§ **Exercise task**:
Out of the lines in this data, how many include "devices"? Give the number and nothing else.

═════ Given entries

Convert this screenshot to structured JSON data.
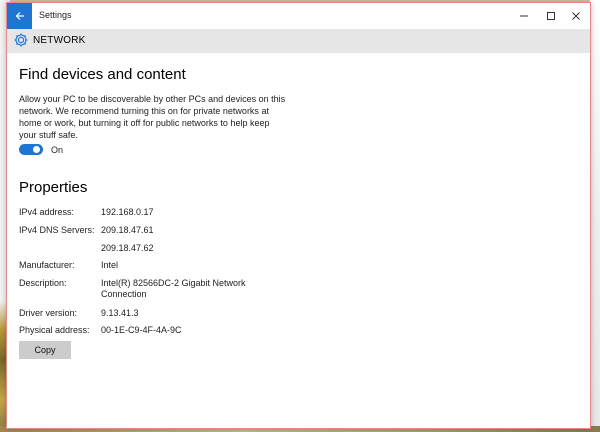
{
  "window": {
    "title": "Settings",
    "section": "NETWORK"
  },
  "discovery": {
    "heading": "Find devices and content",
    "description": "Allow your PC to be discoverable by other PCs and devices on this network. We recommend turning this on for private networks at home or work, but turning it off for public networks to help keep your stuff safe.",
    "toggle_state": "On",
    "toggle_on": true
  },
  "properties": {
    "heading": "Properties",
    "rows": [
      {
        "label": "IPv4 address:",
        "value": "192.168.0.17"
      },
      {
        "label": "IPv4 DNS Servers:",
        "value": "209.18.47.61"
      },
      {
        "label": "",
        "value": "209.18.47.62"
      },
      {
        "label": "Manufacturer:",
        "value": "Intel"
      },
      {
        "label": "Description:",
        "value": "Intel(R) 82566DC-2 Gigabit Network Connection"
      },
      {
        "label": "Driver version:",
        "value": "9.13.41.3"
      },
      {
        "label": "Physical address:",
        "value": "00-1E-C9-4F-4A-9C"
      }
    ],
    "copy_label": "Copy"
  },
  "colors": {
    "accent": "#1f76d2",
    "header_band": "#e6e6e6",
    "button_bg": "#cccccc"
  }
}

══════════

§ **Final result**:
2